■ Exercise inputs:
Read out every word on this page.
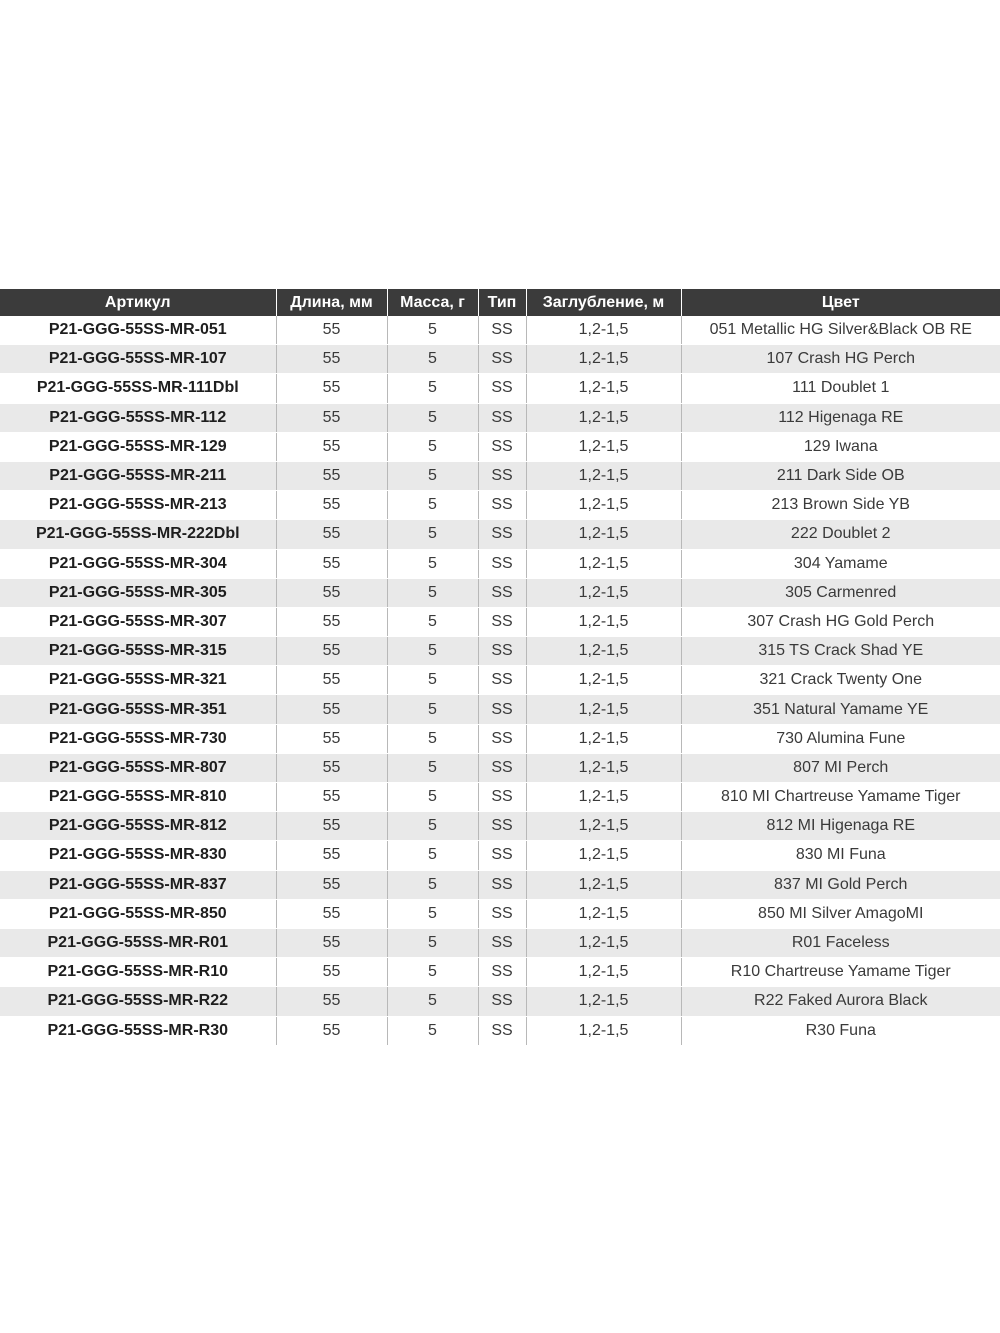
Артикул	Длина, мм	Масса, г	Тип	Заглубление, м	Цвет
P21-GGG-55SS-MR-051	55	5	SS	1,2-1,5	051 Metallic HG Silver&Black OB RE
P21-GGG-55SS-MR-107	55	5	SS	1,2-1,5	107 Crash HG Perch
P21-GGG-55SS-MR-111Dbl	55	5	SS	1,2-1,5	111 Doublet 1
P21-GGG-55SS-MR-112	55	5	SS	1,2-1,5	112 Higenaga RE
P21-GGG-55SS-MR-129	55	5	SS	1,2-1,5	129 Iwana
P21-GGG-55SS-MR-211	55	5	SS	1,2-1,5	211 Dark Side OB
P21-GGG-55SS-MR-213	55	5	SS	1,2-1,5	213 Brown Side YB
P21-GGG-55SS-MR-222Dbl	55	5	SS	1,2-1,5	222 Doublet 2
P21-GGG-55SS-MR-304	55	5	SS	1,2-1,5	304 Yamame
P21-GGG-55SS-MR-305	55	5	SS	1,2-1,5	305 Carmenred
P21-GGG-55SS-MR-307	55	5	SS	1,2-1,5	307 Crash HG Gold Perch
P21-GGG-55SS-MR-315	55	5	SS	1,2-1,5	315 TS Crack Shad YE
P21-GGG-55SS-MR-321	55	5	SS	1,2-1,5	321 Crack Twenty One
P21-GGG-55SS-MR-351	55	5	SS	1,2-1,5	351 Natural Yamame YE
P21-GGG-55SS-MR-730	55	5	SS	1,2-1,5	730 Alumina Fune
P21-GGG-55SS-MR-807	55	5	SS	1,2-1,5	807 MI Perch
P21-GGG-55SS-MR-810	55	5	SS	1,2-1,5	810 MI Chartreuse Yamame Tiger
P21-GGG-55SS-MR-812	55	5	SS	1,2-1,5	812 MI Higenaga RE
P21-GGG-55SS-MR-830	55	5	SS	1,2-1,5	830 MI Funa
P21-GGG-55SS-MR-837	55	5	SS	1,2-1,5	837 MI Gold Perch
P21-GGG-55SS-MR-850	55	5	SS	1,2-1,5	850 MI Silver AmagoMI
P21-GGG-55SS-MR-R01	55	5	SS	1,2-1,5	R01 Faceless
P21-GGG-55SS-MR-R10	55	5	SS	1,2-1,5	R10 Chartreuse Yamame Tiger
P21-GGG-55SS-MR-R22	55	5	SS	1,2-1,5	R22 Faked Aurora Black
P21-GGG-55SS-MR-R30	55	5	SS	1,2-1,5	R30 Funa
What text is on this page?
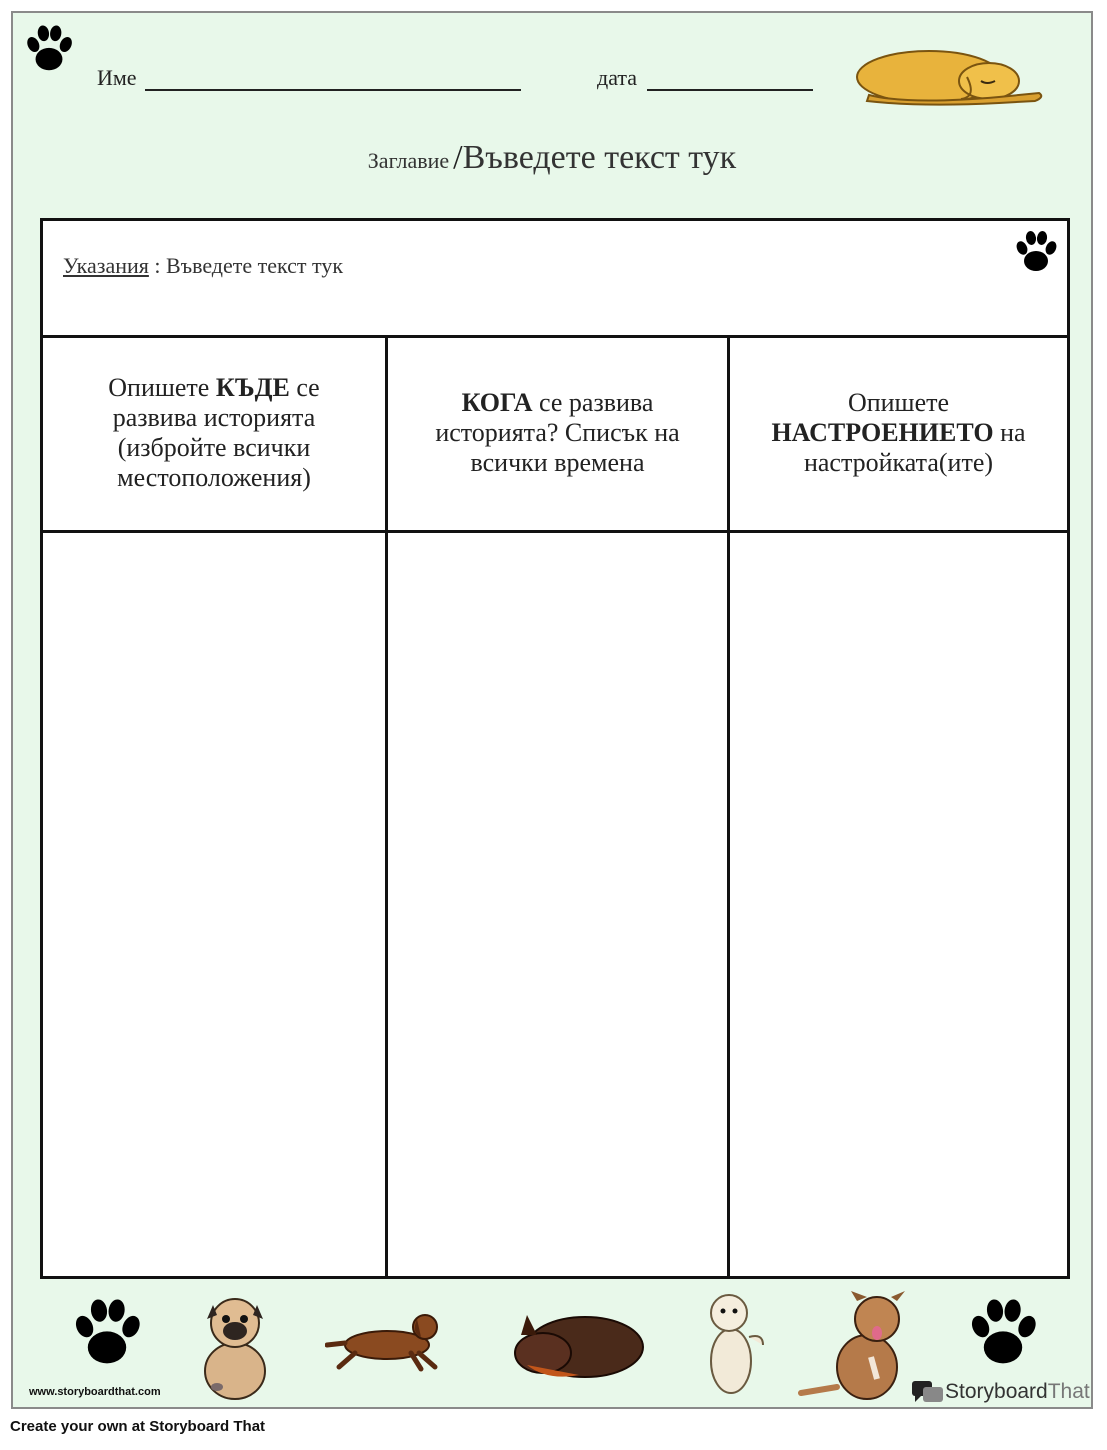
Име	дата
Заглавие /Въведете текст тук
Указания : Въведете текст тук
Опишете КЪДЕ се развива историята (избройте всички местоположения)
КОГА се развива историята? Списък на всички времена
Опишете НАСТРОЕНИЕТО на настройката(ите)
www.storyboardthat.com	Storyboard That
Create your own at Storyboard That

■ Exercise:
Reproduce precisely the lines of the listing above, from the line containing "What text is on this page?" to the last line, both ends included. Pictures are to be omitted.

■ Task output:
What text is on this page?
Име	дата
Заглавие /Въведете текст тук
Указания : Въведете текст тук
Опишете КЪДЕ се развива историята (избройте всички местоположения)
КОГА се развива историята? Списък на всички времена
Опишете НАСТРОЕНИЕТО на настройката(ите)
www.storyboardthat.com	Storyboard That
Create your own at Storyboard That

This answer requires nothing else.